START

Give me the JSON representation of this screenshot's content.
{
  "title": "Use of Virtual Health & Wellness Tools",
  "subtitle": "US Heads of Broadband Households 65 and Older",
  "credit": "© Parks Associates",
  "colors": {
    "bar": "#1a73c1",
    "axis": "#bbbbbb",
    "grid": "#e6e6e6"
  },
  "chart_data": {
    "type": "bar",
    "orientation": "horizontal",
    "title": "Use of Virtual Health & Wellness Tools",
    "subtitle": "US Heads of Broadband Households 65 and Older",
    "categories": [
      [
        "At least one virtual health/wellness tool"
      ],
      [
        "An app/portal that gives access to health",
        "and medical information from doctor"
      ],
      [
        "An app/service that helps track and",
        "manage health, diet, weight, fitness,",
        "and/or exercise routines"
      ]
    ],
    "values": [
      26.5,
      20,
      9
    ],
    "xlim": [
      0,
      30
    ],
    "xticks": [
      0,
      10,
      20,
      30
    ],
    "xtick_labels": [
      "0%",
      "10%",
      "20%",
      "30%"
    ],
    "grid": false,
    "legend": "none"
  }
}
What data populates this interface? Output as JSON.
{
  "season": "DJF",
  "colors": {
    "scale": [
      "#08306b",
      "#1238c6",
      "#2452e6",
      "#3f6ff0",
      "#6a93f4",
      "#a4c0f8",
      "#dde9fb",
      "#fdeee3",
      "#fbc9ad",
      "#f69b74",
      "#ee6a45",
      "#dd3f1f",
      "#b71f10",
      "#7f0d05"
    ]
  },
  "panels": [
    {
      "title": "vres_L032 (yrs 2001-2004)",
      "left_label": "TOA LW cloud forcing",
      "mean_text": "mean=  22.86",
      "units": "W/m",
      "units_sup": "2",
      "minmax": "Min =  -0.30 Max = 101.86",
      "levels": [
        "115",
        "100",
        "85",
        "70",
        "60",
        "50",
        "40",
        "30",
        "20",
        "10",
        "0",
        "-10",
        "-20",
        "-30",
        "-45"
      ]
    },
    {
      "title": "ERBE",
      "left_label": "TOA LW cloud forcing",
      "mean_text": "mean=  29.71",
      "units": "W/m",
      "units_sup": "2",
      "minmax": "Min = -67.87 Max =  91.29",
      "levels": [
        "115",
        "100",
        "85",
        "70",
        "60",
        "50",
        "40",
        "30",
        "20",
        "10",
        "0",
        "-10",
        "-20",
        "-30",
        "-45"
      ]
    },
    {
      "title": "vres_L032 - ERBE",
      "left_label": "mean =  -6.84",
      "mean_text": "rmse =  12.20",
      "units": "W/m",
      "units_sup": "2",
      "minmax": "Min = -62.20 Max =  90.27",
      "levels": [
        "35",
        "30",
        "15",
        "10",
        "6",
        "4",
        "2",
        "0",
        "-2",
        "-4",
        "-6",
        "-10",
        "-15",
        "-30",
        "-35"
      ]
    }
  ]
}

END

Task to complete: Each entry must be reproduced verbatim.

Full answer:
Give me the JSON representation of this screenshot's content.
{
  "title": "Use of Virtual Health & Wellness Tools",
  "subtitle": "US Heads of Broadband Households 65 and Older",
  "credit": "© Parks Associates",
  "colors": {
    "bar": "#1a73c1",
    "axis": "#bbbbbb",
    "grid": "#e6e6e6"
  },
  "chart_data": {
    "type": "bar",
    "orientation": "horizontal",
    "title": "Use of Virtual Health & Wellness Tools",
    "subtitle": "US Heads of Broadband Households 65 and Older",
    "categories": [
      [
        "At least one virtual health/wellness tool"
      ],
      [
        "An app/portal that gives access to health",
        "and medical information from doctor"
      ],
      [
        "An app/service that helps track and",
        "manage health, diet, weight, fitness,",
        "and/or exercise routines"
      ]
    ],
    "values": [
      26.5,
      20,
      9
    ],
    "xlim": [
      0,
      30
    ],
    "xticks": [
      0,
      10,
      20,
      30
    ],
    "xtick_labels": [
      "0%",
      "10%",
      "20%",
      "30%"
    ],
    "grid": false,
    "legend": "none"
  }
}
What data populates this interface? Output as JSON.
{
  "season": "DJF",
  "colors": {
    "scale": [
      "#08306b",
      "#1238c6",
      "#2452e6",
      "#3f6ff0",
      "#6a93f4",
      "#a4c0f8",
      "#dde9fb",
      "#fdeee3",
      "#fbc9ad",
      "#f69b74",
      "#ee6a45",
      "#dd3f1f",
      "#b71f10",
      "#7f0d05"
    ]
  },
  "panels": [
    {
      "title": "vres_L032 (yrs 2001-2004)",
      "left_label": "TOA LW cloud forcing",
      "mean_text": "mean=  22.86",
      "units": "W/m",
      "units_sup": "2",
      "minmax": "Min =  -0.30 Max = 101.86",
      "levels": [
        "115",
        "100",
        "85",
        "70",
        "60",
        "50",
        "40",
        "30",
        "20",
        "10",
        "0",
        "-10",
        "-20",
        "-30",
        "-45"
      ]
    },
    {
      "title": "ERBE",
      "left_label": "TOA LW cloud forcing",
      "mean_text": "mean=  29.71",
      "units": "W/m",
      "units_sup": "2",
      "minmax": "Min = -67.87 Max =  91.29",
      "levels": [
        "115",
        "100",
        "85",
        "70",
        "60",
        "50",
        "40",
        "30",
        "20",
        "10",
        "0",
        "-10",
        "-20",
        "-30",
        "-45"
      ]
    },
    {
      "title": "vres_L032 - ERBE",
      "left_label": "mean =  -6.84",
      "mean_text": "rmse =  12.20",
      "units": "W/m",
      "units_sup": "2",
      "minmax": "Min = -62.20 Max =  90.27",
      "levels": [
        "35",
        "30",
        "15",
        "10",
        "6",
        "4",
        "2",
        "0",
        "-2",
        "-4",
        "-6",
        "-10",
        "-15",
        "-30",
        "-35"
      ]
    }
  ]
}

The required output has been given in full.